» SELECTION:
=-=-=
SDL Tridion comes with a broad extension framework. This document explains how to utilize the standardized interfaces to integrate SDL Tridion with your IT ecosystem. Whilst SDL Tridion offers you standard features to enable your content and channel strategy to drive the business end of your interaction, there will always be a wish to leverage your existing software investments by means of back-end integrations. SDL Tridion caters for this need through its extension framework. On both the Content Management, as well as the Content Delivery side there are a wide range of extension points, which allow you to extend functionality without the need for customizations.
Overview of integration and extension points
The total number of extension points in SDL Tridion is plentiful with a lot of places to hook extensions into. The main ones can be described with what I like to call the "Big Six". These consist of three extension points on the Content Manager and three on the Content Delivery side as shown below.
Figure 1: The "Big Six"
These six extension points are all based on open and industry-adopted standards allowing for easy integration. Figure 2 shows a simple overview of when to use which of these extension points.
Figure 2: Extension points decision matrix.
Content Manager
The Content Manager extension points allow you to leverage your business eco system. Each extension point integrates directly into the existing functionality and is designed for easy implementation.
User Interface Extensions
The Content Manager Explorer is the harmonization engine, which is built up out of views. These views can be extended to contain additional information or complete new views can be added to the user interface. This allows for management of 3rd party data from inside the Content Manager Explorer as if it were an integral part of the SDL Tridion interface.
The buttons and controls of the main view are displayed in a ribbon as shown in Figure 3. The ribbon is a tabbed toolbar, which contains controls for all the operations you can perform. The extension points of the ribbon and context menus include adding additional tabs and buttons as well as overriding the functionality of existing buttons. The controls of the ribbon and context menu are enabled or disabled based on selections made in the list view below and permissions of the user.
Figure 3: Ribbon toolbar.
The list view itself can be extended to contain additional rows or columns which can be populated with either existing SDL Tridion item information or information from a 3rd party system related to the selected items. The equally extensible tree view allows for display of additional items linking to 3rd party systems or data. To keep a concise view on data, the Content Manager Explorer will automatically add filters to each displayed list column.
Custom Pages
Custom Pages provide users with access to specific web pages. A custom page is a hyperlink to any URL which can be added to the Content Manager that all users will be able to access. Inside a Custom Page you can load 3rd party information as well as information directly from the Content manager itself. A Custom Page can be a useful way to integrate a dashboard for your content editors. More complex or integrated solutions are better implemented using the UI extensions.
=-=-=
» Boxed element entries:
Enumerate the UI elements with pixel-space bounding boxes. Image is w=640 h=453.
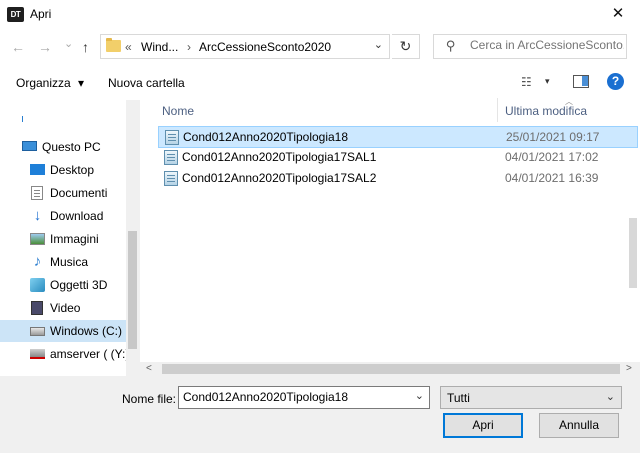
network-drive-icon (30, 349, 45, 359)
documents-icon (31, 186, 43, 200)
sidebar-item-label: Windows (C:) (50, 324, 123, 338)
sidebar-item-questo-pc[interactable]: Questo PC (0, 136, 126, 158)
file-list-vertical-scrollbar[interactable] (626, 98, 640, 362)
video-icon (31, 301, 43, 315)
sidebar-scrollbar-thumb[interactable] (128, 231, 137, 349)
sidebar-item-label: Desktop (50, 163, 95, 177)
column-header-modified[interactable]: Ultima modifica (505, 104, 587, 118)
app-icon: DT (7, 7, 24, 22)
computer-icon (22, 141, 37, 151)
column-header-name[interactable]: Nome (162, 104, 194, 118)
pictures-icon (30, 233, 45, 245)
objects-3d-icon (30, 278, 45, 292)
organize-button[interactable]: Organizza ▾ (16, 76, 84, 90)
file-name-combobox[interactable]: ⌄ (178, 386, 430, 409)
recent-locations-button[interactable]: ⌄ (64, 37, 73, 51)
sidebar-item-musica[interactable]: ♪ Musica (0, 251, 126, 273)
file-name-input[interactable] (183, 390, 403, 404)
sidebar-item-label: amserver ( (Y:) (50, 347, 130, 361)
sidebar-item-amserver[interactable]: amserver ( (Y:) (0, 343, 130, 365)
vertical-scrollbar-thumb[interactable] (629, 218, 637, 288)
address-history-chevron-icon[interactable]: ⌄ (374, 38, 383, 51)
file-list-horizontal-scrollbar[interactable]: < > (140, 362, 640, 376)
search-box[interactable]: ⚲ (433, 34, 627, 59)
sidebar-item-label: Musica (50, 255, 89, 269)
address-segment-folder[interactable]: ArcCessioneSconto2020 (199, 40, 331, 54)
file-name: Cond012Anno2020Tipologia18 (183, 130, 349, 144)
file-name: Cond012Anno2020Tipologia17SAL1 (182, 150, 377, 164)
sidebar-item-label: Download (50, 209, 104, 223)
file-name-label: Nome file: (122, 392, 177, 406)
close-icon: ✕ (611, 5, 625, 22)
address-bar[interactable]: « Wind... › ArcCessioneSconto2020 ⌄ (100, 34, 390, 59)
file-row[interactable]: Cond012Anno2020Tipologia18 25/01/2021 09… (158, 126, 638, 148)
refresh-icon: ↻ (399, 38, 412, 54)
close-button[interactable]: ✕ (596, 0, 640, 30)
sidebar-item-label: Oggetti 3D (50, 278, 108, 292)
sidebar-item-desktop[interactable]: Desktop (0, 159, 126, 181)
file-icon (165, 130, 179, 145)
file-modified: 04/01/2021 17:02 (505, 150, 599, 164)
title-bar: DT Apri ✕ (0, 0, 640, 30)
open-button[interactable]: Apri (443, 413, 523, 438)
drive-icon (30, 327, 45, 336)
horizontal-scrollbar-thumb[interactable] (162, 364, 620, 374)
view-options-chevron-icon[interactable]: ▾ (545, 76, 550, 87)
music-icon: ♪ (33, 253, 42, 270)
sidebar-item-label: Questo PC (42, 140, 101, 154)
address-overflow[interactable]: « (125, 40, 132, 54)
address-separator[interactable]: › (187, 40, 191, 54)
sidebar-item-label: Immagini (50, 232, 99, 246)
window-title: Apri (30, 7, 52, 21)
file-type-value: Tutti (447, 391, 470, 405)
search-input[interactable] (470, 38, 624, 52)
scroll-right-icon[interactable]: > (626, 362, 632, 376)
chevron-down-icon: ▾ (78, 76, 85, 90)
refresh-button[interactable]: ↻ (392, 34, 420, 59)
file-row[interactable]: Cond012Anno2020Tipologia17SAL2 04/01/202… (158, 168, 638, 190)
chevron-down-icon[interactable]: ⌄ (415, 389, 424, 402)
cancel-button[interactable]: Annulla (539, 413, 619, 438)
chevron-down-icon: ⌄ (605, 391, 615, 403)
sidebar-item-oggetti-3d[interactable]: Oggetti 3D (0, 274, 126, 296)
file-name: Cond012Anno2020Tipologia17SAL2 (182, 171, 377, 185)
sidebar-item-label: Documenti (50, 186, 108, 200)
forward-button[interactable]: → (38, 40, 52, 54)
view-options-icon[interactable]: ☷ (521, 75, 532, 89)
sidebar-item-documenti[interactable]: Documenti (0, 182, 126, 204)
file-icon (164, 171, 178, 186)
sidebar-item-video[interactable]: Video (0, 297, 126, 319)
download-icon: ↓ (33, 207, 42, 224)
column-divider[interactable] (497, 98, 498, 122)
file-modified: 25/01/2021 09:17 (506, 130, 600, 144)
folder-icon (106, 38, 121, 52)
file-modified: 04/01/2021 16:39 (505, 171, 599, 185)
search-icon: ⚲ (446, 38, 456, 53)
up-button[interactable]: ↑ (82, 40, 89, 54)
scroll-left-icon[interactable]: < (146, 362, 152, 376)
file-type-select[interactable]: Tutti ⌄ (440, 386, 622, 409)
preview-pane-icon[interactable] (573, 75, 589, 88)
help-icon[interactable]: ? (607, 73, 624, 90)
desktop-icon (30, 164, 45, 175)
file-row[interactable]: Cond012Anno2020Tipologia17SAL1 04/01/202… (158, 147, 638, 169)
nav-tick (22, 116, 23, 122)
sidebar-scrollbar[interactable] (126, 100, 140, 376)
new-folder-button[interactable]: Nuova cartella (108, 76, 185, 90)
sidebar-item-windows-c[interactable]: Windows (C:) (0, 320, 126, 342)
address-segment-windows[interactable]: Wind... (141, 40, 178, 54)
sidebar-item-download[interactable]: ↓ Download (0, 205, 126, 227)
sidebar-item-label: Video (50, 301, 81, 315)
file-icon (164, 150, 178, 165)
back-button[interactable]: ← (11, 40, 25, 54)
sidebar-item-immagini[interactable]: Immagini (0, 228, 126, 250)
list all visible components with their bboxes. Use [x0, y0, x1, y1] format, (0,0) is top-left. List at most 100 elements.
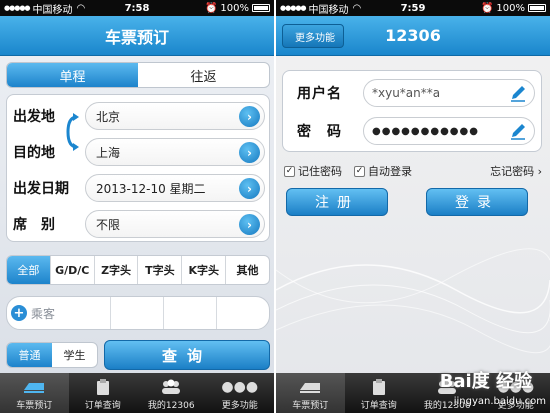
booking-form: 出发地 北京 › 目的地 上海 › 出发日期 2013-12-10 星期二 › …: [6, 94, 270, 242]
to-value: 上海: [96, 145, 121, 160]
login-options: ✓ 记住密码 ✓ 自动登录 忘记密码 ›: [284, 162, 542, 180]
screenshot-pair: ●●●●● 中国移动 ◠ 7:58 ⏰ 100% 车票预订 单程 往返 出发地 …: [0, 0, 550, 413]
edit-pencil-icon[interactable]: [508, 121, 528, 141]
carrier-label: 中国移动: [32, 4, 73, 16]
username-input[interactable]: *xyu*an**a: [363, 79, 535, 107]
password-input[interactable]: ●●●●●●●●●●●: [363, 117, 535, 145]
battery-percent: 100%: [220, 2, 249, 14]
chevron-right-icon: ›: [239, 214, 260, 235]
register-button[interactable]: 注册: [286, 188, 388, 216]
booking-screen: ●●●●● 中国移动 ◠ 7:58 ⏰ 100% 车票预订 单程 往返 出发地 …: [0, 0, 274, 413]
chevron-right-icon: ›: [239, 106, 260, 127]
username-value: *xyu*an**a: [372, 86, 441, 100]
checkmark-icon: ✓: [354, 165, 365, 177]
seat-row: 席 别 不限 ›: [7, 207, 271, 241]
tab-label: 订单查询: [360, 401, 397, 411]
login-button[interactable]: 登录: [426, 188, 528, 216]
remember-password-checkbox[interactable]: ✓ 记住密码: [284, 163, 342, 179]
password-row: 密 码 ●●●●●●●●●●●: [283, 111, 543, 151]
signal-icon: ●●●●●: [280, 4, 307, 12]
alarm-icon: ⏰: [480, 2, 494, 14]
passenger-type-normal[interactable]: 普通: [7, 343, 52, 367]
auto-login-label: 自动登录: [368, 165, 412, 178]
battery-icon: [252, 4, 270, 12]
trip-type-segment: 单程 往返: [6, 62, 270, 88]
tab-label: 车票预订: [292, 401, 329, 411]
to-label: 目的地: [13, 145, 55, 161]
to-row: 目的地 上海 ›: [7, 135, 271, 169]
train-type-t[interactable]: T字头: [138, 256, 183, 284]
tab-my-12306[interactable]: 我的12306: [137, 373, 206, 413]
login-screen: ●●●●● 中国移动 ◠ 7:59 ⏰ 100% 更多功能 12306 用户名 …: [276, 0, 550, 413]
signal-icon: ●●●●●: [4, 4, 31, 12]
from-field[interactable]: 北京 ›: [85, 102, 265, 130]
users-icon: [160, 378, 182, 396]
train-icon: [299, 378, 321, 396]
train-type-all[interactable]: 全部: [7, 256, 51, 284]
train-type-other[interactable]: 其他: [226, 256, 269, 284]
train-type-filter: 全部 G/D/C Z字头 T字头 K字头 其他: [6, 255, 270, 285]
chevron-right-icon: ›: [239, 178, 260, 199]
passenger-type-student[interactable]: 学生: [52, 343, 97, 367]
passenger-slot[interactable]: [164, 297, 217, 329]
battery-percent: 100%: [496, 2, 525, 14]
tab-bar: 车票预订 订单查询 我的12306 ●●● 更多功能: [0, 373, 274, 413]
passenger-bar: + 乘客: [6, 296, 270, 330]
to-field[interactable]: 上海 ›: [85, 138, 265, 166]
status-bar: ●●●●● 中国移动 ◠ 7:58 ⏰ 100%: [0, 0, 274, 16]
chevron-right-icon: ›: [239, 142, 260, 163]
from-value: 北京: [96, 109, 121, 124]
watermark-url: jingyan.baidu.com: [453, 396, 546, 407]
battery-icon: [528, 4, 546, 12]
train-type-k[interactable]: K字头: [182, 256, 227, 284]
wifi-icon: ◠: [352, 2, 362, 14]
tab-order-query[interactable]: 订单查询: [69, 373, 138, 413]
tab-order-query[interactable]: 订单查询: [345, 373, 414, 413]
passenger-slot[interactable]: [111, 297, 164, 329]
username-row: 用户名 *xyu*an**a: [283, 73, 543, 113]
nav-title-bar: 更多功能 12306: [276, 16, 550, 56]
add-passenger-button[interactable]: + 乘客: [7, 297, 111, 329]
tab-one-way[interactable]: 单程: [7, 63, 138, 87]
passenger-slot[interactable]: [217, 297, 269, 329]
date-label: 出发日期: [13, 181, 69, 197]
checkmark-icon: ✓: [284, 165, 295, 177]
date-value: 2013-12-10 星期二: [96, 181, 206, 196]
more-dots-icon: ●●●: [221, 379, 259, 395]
=-=-=
» WHAT YOU SHOULD DO: Duplicate the passage of the SDL Tridion extension text that runs from "Overview of integration" up to and including "these extension points.", without changing a word.

» THE SOLUTION:
Overview of integration and extension points
The total number of extension points in SDL Tridion is plentiful with a lot of places to hook extensions into. The main ones can be described with what I like to call the "Big Six". These consist of three extension points on the Content Manager and three on the Content Delivery side as shown below.
Figure 1: The "Big Six"
These six extension points are all based on open and industry-adopted standards allowing for easy integration. Figure 2 shows a simple overview of when to use which of these extension points.